* _Written task_:
State how many lines of the records contain the string "response", and give no other information.

(Lines of data)
======
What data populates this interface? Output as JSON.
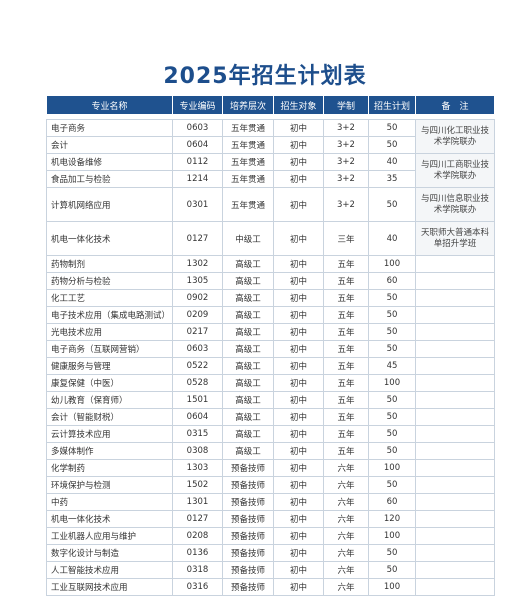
{
  "title": "2025年招生计划表",
  "table": {
    "header": [
      "专业名称",
      "专业编码",
      "培养层次",
      "招生对象",
      "学制",
      "招生计划",
      "备　注"
    ],
    "rows": [
      [
        "电子商务",
        "0603",
        "五年贯通",
        "初中",
        "3+2",
        "50"
      ],
      [
        "会计",
        "0604",
        "五年贯通",
        "初中",
        "3+2",
        "50"
      ],
      [
        "机电设备维修",
        "0112",
        "五年贯通",
        "初中",
        "3+2",
        "40"
      ],
      [
        "食品加工与检验",
        "1214",
        "五年贯通",
        "初中",
        "3+2",
        "35"
      ],
      [
        "计算机网络应用",
        "0301",
        "五年贯通",
        "初中",
        "3+2",
        "50"
      ],
      [
        "机电一体化技术",
        "0127",
        "中级工",
        "初中",
        "三年",
        "40"
      ],
      [
        "药物制剂",
        "1302",
        "高级工",
        "初中",
        "五年",
        "100"
      ],
      [
        "药物分析与检验",
        "1305",
        "高级工",
        "初中",
        "五年",
        "60"
      ],
      [
        "化工工艺",
        "0902",
        "高级工",
        "初中",
        "五年",
        "50"
      ],
      [
        "电子技术应用（集成电路测试）",
        "0209",
        "高级工",
        "初中",
        "五年",
        "50"
      ],
      [
        "光电技术应用",
        "0217",
        "高级工",
        "初中",
        "五年",
        "50"
      ],
      [
        "电子商务（互联网营销）",
        "0603",
        "高级工",
        "初中",
        "五年",
        "50"
      ],
      [
        "健康服务与管理",
        "0522",
        "高级工",
        "初中",
        "五年",
        "45"
      ],
      [
        "康复保健（中医）",
        "0528",
        "高级工",
        "初中",
        "五年",
        "100"
      ],
      [
        "幼儿教育（保育师）",
        "1501",
        "高级工",
        "初中",
        "五年",
        "50"
      ],
      [
        "会计（智能财税）",
        "0604",
        "高级工",
        "初中",
        "五年",
        "50"
      ],
      [
        "云计算技术应用",
        "0315",
        "高级工",
        "初中",
        "五年",
        "50"
      ],
      [
        "多媒体制作",
        "0308",
        "高级工",
        "初中",
        "五年",
        "50"
      ],
      [
        "化学制药",
        "1303",
        "预备技师",
        "初中",
        "六年",
        "100"
      ],
      [
        "环境保护与检测",
        "1502",
        "预备技师",
        "初中",
        "六年",
        "50"
      ],
      [
        "中药",
        "1301",
        "预备技师",
        "初中",
        "六年",
        "60"
      ],
      [
        "机电一体化技术",
        "0127",
        "预备技师",
        "初中",
        "六年",
        "120"
      ],
      [
        "工业机器人应用与维护",
        "0208",
        "预备技师",
        "初中",
        "六年",
        "100"
      ],
      [
        "数字化设计与制造",
        "0136",
        "预备技师",
        "初中",
        "六年",
        "50"
      ],
      [
        "人工智能技术应用",
        "0318",
        "预备技师",
        "初中",
        "六年",
        "50"
      ],
      [
        "工业互联网技术应用",
        "0316",
        "预备技师",
        "初中",
        "六年",
        "100"
      ]
    ],
    "notes": [
      "与四川化工职业技术学院联办",
      "与四川工商职业技术学院联办",
      "与四川信息职业技术学院联办",
      "天职师大普通本科单招升学班"
    ]
  }
}
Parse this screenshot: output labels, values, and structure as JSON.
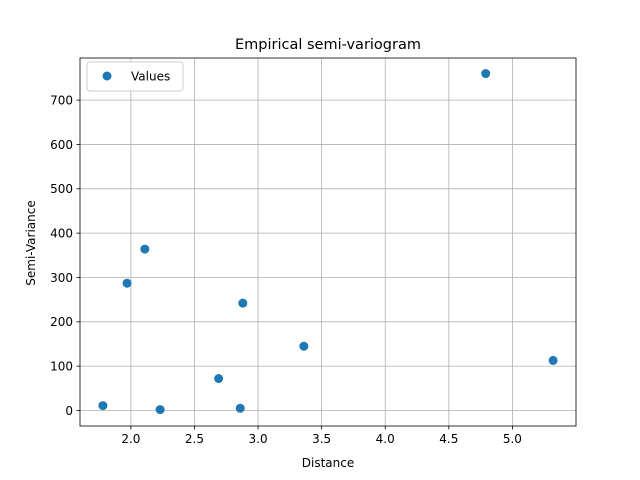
{
  "chart_data": {
    "type": "scatter",
    "title": "Empirical semi-variogram",
    "xlabel": "Distance",
    "ylabel": "Semi-Variance",
    "xlim": [
      1.6,
      5.5
    ],
    "ylim": [
      -35,
      795
    ],
    "xticks": [
      2.0,
      2.5,
      3.0,
      3.5,
      4.0,
      4.5,
      5.0
    ],
    "xtick_labels": [
      "2.0",
      "2.5",
      "3.0",
      "3.5",
      "4.0",
      "4.5",
      "5.0"
    ],
    "yticks": [
      0,
      100,
      200,
      300,
      400,
      500,
      600,
      700
    ],
    "ytick_labels": [
      "0",
      "100",
      "200",
      "300",
      "400",
      "500",
      "600",
      "700"
    ],
    "grid": true,
    "legend": {
      "placement": "upper-left"
    },
    "series": [
      {
        "name": "Values",
        "color": "#1f77b4",
        "marker": "circle",
        "points": [
          {
            "x": 1.78,
            "y": 11
          },
          {
            "x": 1.97,
            "y": 287
          },
          {
            "x": 2.11,
            "y": 364
          },
          {
            "x": 2.23,
            "y": 2
          },
          {
            "x": 2.69,
            "y": 72
          },
          {
            "x": 2.86,
            "y": 5
          },
          {
            "x": 2.88,
            "y": 242
          },
          {
            "x": 3.36,
            "y": 145
          },
          {
            "x": 4.79,
            "y": 760
          },
          {
            "x": 5.32,
            "y": 113
          }
        ]
      }
    ]
  }
}
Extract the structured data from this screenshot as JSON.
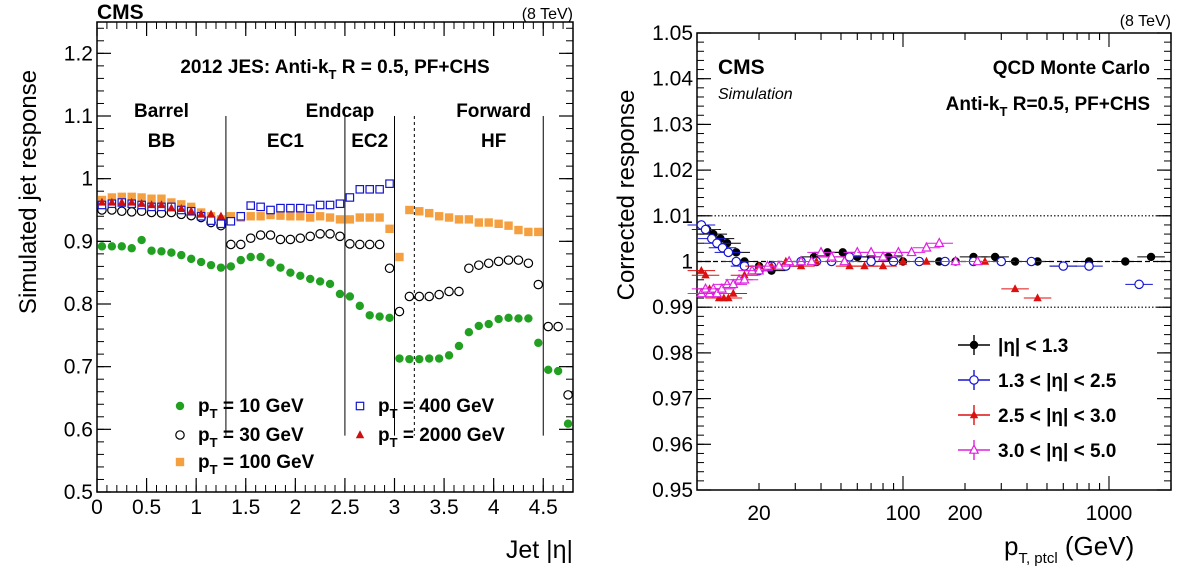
{
  "chart_data": [
    {
      "type": "scatter",
      "experiment": "CMS",
      "energy": "(8 TeV)",
      "title": "2012 JES: Anti-kT R = 0.5, PF+CHS",
      "title_parts": {
        "pre": "2012 JES: Anti-k",
        "sub": "T",
        "post": " R = 0.5, PF+CHS"
      },
      "xlabel": "Jet |η|",
      "ylabel": "Simulated jet response",
      "xlim": [
        0,
        4.8
      ],
      "ylim": [
        0.5,
        1.25
      ],
      "x_ticks": [
        "0",
        "0.5",
        "1",
        "1.5",
        "2",
        "2.5",
        "3",
        "3.5",
        "4",
        "4.5"
      ],
      "y_ticks": [
        "0.5",
        "0.6",
        "0.7",
        "0.8",
        "0.9",
        "1",
        "1.1",
        "1.2"
      ],
      "region_boundaries": [
        1.3,
        2.5,
        3.0,
        4.5
      ],
      "dashed_boundary": 3.2,
      "region_labels": [
        {
          "line1": "Barrel",
          "line2": "BB",
          "x": 0.65
        },
        {
          "line1": "Endcap",
          "line2": "EC1",
          "x": 1.9
        },
        {
          "line1": "",
          "line2": "EC2",
          "x": 2.75
        },
        {
          "line1": "Forward",
          "line2": "HF",
          "x": 4.0
        }
      ],
      "endcap_label_x": 2.45,
      "x": [
        0.05,
        0.15,
        0.25,
        0.35,
        0.45,
        0.55,
        0.65,
        0.75,
        0.85,
        0.95,
        1.05,
        1.15,
        1.25,
        1.35,
        1.45,
        1.55,
        1.65,
        1.75,
        1.85,
        1.95,
        2.05,
        2.15,
        2.25,
        2.35,
        2.45,
        2.55,
        2.65,
        2.75,
        2.85,
        2.95,
        3.05,
        3.15,
        3.25,
        3.35,
        3.45,
        3.55,
        3.65,
        3.75,
        3.85,
        3.95,
        4.05,
        4.15,
        4.25,
        4.35,
        4.45,
        4.55,
        4.65,
        4.75
      ],
      "series": [
        {
          "name": "10 GeV",
          "color": "#22a022",
          "marker": "dot",
          "values": [
            0.892,
            0.892,
            0.892,
            0.889,
            0.902,
            0.885,
            0.884,
            0.882,
            0.878,
            0.872,
            0.867,
            0.862,
            0.858,
            0.86,
            0.87,
            0.875,
            0.875,
            0.866,
            0.858,
            0.85,
            0.845,
            0.84,
            0.836,
            0.832,
            0.816,
            0.812,
            0.797,
            0.782,
            0.78,
            0.778,
            0.713,
            0.712,
            0.712,
            0.713,
            0.713,
            0.718,
            0.733,
            0.755,
            0.765,
            0.768,
            0.776,
            0.778,
            0.777,
            0.777,
            0.738,
            0.695,
            0.693,
            0.609
          ]
        },
        {
          "name": "30 GeV",
          "color": "#000000",
          "marker": "open-circle",
          "values": [
            0.95,
            0.95,
            0.948,
            0.947,
            0.948,
            0.946,
            0.945,
            0.946,
            0.943,
            0.941,
            0.938,
            0.93,
            0.925,
            0.895,
            0.895,
            0.905,
            0.91,
            0.91,
            0.903,
            0.903,
            0.905,
            0.908,
            0.912,
            0.912,
            0.908,
            0.896,
            0.895,
            0.895,
            0.895,
            0.857,
            0.788,
            0.812,
            0.812,
            0.812,
            0.815,
            0.82,
            0.82,
            0.857,
            0.862,
            0.865,
            0.868,
            0.87,
            0.87,
            0.865,
            0.831,
            0.764,
            0.764,
            0.655
          ]
        },
        {
          "name": "100 GeV",
          "color": "#f5a040",
          "marker": "square",
          "values": [
            0.966,
            0.97,
            0.971,
            0.971,
            0.97,
            0.968,
            0.968,
            0.962,
            0.959,
            0.955,
            0.946,
            0.94,
            0.935,
            0.94,
            0.938,
            0.94,
            0.94,
            0.942,
            0.941,
            0.94,
            0.94,
            0.938,
            0.94,
            0.938,
            0.935,
            0.935,
            0.938,
            0.938,
            0.938,
            0.92,
            0.875,
            0.95,
            0.948,
            0.945,
            0.94,
            0.938,
            0.935,
            0.935,
            0.93,
            0.93,
            0.928,
            0.925,
            0.918,
            0.915,
            0.915
          ]
        },
        {
          "name": "400 GeV",
          "color": "#1515d0",
          "marker": "open-square",
          "values": [
            0.958,
            0.96,
            0.962,
            0.96,
            0.958,
            0.955,
            0.955,
            0.955,
            0.95,
            0.948,
            0.94,
            0.933,
            0.928,
            0.932,
            0.94,
            0.957,
            0.955,
            0.95,
            0.953,
            0.953,
            0.953,
            0.952,
            0.958,
            0.958,
            0.96,
            0.97,
            0.983,
            0.983,
            0.983,
            0.992
          ]
        },
        {
          "name": "2000 GeV",
          "color": "#cc1010",
          "marker": "triangle",
          "values": [
            0.962,
            0.962,
            0.962,
            0.962,
            0.96,
            0.958,
            0.958,
            0.953,
            0.952,
            0.948,
            0.943,
            0.943,
            0.94
          ]
        }
      ],
      "legend": [
        {
          "pre": "p",
          "sub": "T",
          "post": " = 10 GeV",
          "series": 0
        },
        {
          "pre": "p",
          "sub": "T",
          "post": " = 400 GeV",
          "series": 3
        },
        {
          "pre": "p",
          "sub": "T",
          "post": " = 30 GeV",
          "series": 1
        },
        {
          "pre": "p",
          "sub": "T",
          "post": " = 2000 GeV",
          "series": 4
        },
        {
          "pre": "p",
          "sub": "T",
          "post": " = 100 GeV",
          "series": 2
        }
      ]
    },
    {
      "type": "scatter",
      "experiment": "CMS",
      "sublabel": "Simulation",
      "energy": "(8 TeV)",
      "annotation1": "QCD Monte Carlo",
      "annotation2_parts": {
        "pre": "Anti-k",
        "sub": "T",
        "post": " R=0.5, PF+CHS"
      },
      "xlabel_parts": {
        "pre": "p",
        "sub": "T, ptcl",
        "post": " (GeV)"
      },
      "ylabel": "Corrected response",
      "xscale": "log",
      "xlim": [
        10,
        2000
      ],
      "ylim": [
        0.95,
        1.05
      ],
      "x_ticks": [
        {
          "label": "20",
          "value": 20
        },
        {
          "label": "100",
          "value": 100
        },
        {
          "label": "200",
          "value": 200
        },
        {
          "label": "1000",
          "value": 1000
        }
      ],
      "y_ticks": [
        "0.95",
        "0.96",
        "0.97",
        "0.98",
        "0.99",
        "1",
        "1.01",
        "1.02",
        "1.03",
        "1.04",
        "1.05"
      ],
      "reference_lines": [
        1.01,
        1.0,
        0.99
      ],
      "series": [
        {
          "name": "|η| < 1.3",
          "color": "#000000",
          "marker": "dot",
          "x": [
            10.5,
            11.2,
            12,
            13,
            14,
            15.5,
            17,
            20,
            23,
            27,
            32,
            37,
            43,
            51,
            60,
            70,
            85,
            100,
            120,
            150,
            180,
            220,
            280,
            350,
            450,
            600,
            800,
            1200,
            1600
          ],
          "y": [
            1.008,
            1.007,
            1.006,
            1.005,
            1.004,
            1.002,
            1.0,
            0.999,
            0.998,
            0.999,
            1.0,
            1.001,
            1.002,
            1.002,
            1.001,
            1.001,
            1.001,
            1.0,
            1.0,
            1.0,
            1.0,
            1.001,
            1.001,
            1.0,
            1.0,
            0.999,
            1.0,
            1.0,
            1.001
          ]
        },
        {
          "name": "1.3 < |η| < 2.5",
          "color": "#1515d0",
          "marker": "open-circle",
          "x": [
            10.5,
            11,
            11.8,
            12.5,
            13.3,
            14.2,
            15.5,
            17,
            20,
            23,
            27,
            32,
            38,
            45,
            55,
            70,
            90,
            120,
            160,
            220,
            300,
            420,
            600,
            800,
            1400
          ],
          "y": [
            1.008,
            1.007,
            1.005,
            1.004,
            1.003,
            1.002,
            1.0,
            0.999,
            0.998,
            0.999,
            0.999,
            1.0,
            1.0,
            1.0,
            1.001,
            1.0,
            1.0,
            1.0,
            1.0,
            1.0,
            1.0,
            1.0,
            0.999,
            0.999,
            0.995
          ]
        },
        {
          "name": "2.5 < |η| < 3.0",
          "color": "#dd1010",
          "marker": "triangle",
          "x": [
            10.5,
            11,
            11.5,
            12.2,
            12.8,
            13.5,
            14.2,
            15,
            17,
            20,
            23,
            27,
            32,
            38,
            45,
            55,
            65,
            80,
            100,
            130,
            180,
            250,
            350,
            450
          ],
          "y": [
            0.998,
            0.997,
            0.994,
            0.993,
            0.992,
            0.992,
            0.992,
            0.993,
            0.997,
            0.999,
            0.999,
            1.0,
            0.999,
            1.0,
            1.001,
            0.999,
            0.999,
            0.999,
            1.0,
            1.0,
            1.0,
            1.0,
            0.994,
            0.992
          ]
        },
        {
          "name": "3.0 < |η| < 5.0",
          "color": "#e020e0",
          "marker": "open-triangle",
          "x": [
            10.5,
            11,
            11.5,
            12,
            12.5,
            13.2,
            14,
            15,
            16,
            17,
            18.5,
            20,
            22,
            25,
            28,
            32,
            36,
            40,
            45,
            52,
            60,
            70,
            80,
            95,
            110,
            130,
            150,
            180,
            230
          ],
          "y": [
            0.993,
            0.994,
            0.993,
            0.994,
            0.993,
            0.994,
            0.995,
            0.995,
            0.996,
            0.996,
            0.998,
            0.998,
            0.999,
            0.999,
            1.0,
            1.0,
            1.0,
            1.002,
            1.001,
            1.0,
            1.002,
            1.002,
            1.001,
            1.002,
            1.002,
            1.003,
            1.004,
            1.0,
            1.0
          ]
        }
      ],
      "legend": [
        {
          "text": "|η| < 1.3",
          "series": 0
        },
        {
          "text": "1.3 < |η| < 2.5",
          "series": 1
        },
        {
          "text": "2.5 < |η| < 3.0",
          "series": 2
        },
        {
          "text": "3.0 < |η| < 5.0",
          "series": 3
        }
      ]
    }
  ]
}
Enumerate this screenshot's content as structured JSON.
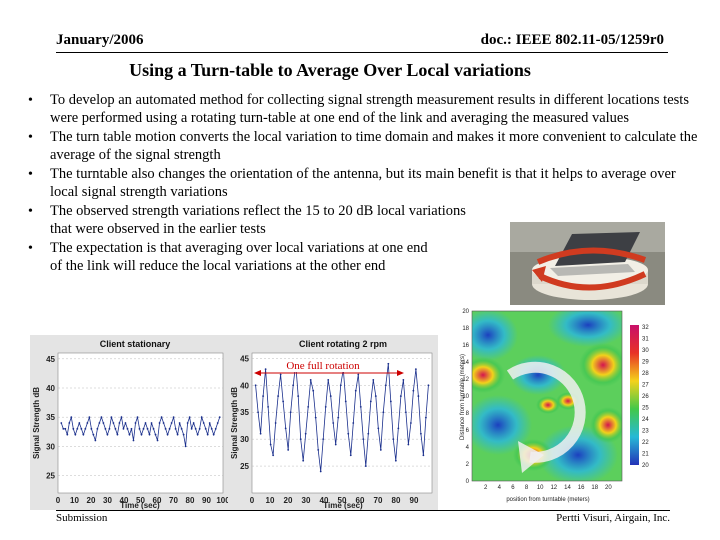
{
  "header": {
    "date": "January/2006",
    "doc": "doc.: IEEE 802.11-05/1259r0"
  },
  "title": "Using a Turn-table to Average Over Local variations",
  "bullets": [
    "To develop an automated method for collecting signal strength measurement results in different locations tests were performed using a rotating turn-table at one end of the link and averaging the measured values",
    "The turn table motion converts the local variation to time domain and makes it more convenient to calculate the average of the signal strength",
    "The turntable also changes the orientation of the antenna, but its main benefit is that it helps to average over local signal strength variations",
    "The observed strength variations reflect the 15 to 20 dB local variations that were observed in the earlier tests",
    "The expectation is that averaging over local variations at one end of the link will reduce the local variations at the other end"
  ],
  "footer": {
    "left": "Submission",
    "right": "Pertti Visuri, Airgain, Inc."
  },
  "chart_data": [
    {
      "type": "line",
      "title": "Client stationary",
      "xlabel": "Time (sec)",
      "ylabel": "Signal Strength dB",
      "xlim": [
        0,
        100
      ],
      "ylim": [
        22,
        46
      ],
      "xticks": [
        "0",
        "10",
        "20",
        "30",
        "40",
        "50",
        "60",
        "70",
        "80",
        "90",
        "100"
      ],
      "yticks": [
        "25",
        "30",
        "35",
        "40",
        "45"
      ],
      "values": [
        34,
        33,
        33,
        32,
        34,
        35,
        33,
        32,
        33,
        34,
        33,
        32,
        33,
        34,
        35,
        33,
        32,
        31,
        33,
        34,
        35,
        34,
        33,
        32,
        33,
        35,
        34,
        33,
        32,
        34,
        35,
        33,
        34,
        33,
        32,
        33,
        31,
        34,
        35,
        33,
        32,
        33,
        34,
        33,
        32,
        34,
        33,
        32,
        31,
        34,
        35,
        34,
        33,
        32,
        33,
        34,
        35,
        33,
        32,
        34,
        33,
        32,
        30,
        34,
        35,
        33,
        34,
        33,
        32,
        33,
        35,
        34,
        33,
        32,
        34,
        33,
        32,
        33,
        34,
        35
      ]
    },
    {
      "type": "line",
      "title": "Client rotating 2 rpm",
      "annotation": "One full rotation",
      "xlabel": "Time (sec)",
      "ylabel": "Signal Strength dB",
      "xlim": [
        0,
        100
      ],
      "ylim": [
        20,
        46
      ],
      "xticks": [
        "0",
        "10",
        "20",
        "30",
        "40",
        "50",
        "60",
        "70",
        "80",
        "90"
      ],
      "yticks": [
        "25",
        "30",
        "35",
        "40",
        "45"
      ],
      "values": [
        40,
        35,
        31,
        38,
        43,
        36,
        29,
        27,
        33,
        38,
        42,
        37,
        32,
        28,
        35,
        40,
        44,
        38,
        30,
        26,
        31,
        36,
        41,
        39,
        34,
        28,
        24,
        30,
        36,
        41,
        38,
        33,
        29,
        34,
        40,
        43,
        37,
        31,
        27,
        33,
        39,
        42,
        36,
        30,
        25,
        31,
        37,
        41,
        38,
        32,
        28,
        35,
        40,
        44,
        37,
        30,
        26,
        32,
        38,
        41,
        35,
        29,
        33,
        39,
        43,
        38,
        31,
        27,
        34,
        40
      ]
    },
    {
      "type": "heatmap",
      "xlabel": "position from turntable (meters)",
      "ylabel": "Distance from turntable (meters)",
      "yticks": [
        "0",
        "2",
        "4",
        "6",
        "8",
        "10",
        "12",
        "14",
        "16",
        "18",
        "20"
      ],
      "xticks": [
        "2",
        "4",
        "6",
        "8",
        "10",
        "12",
        "14",
        "16",
        "18",
        "20"
      ],
      "colorbar": [
        "32",
        "31",
        "30",
        "29",
        "28",
        "27",
        "26",
        "25",
        "24",
        "23",
        "22",
        "21",
        "20"
      ]
    }
  ]
}
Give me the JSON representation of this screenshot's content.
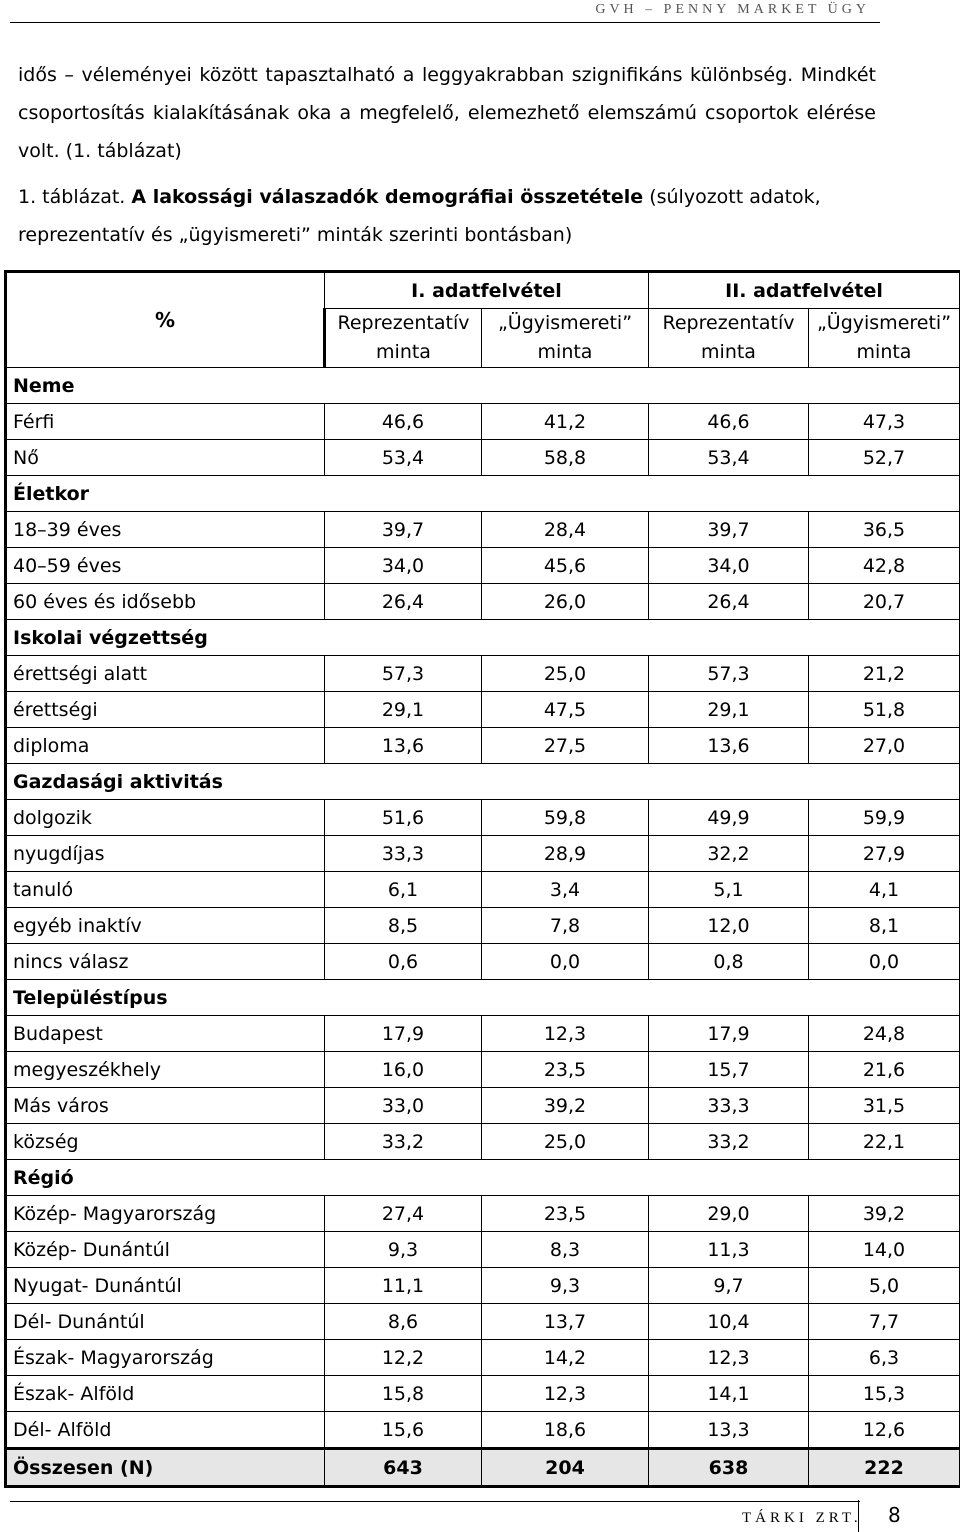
======
* _Solution_:
2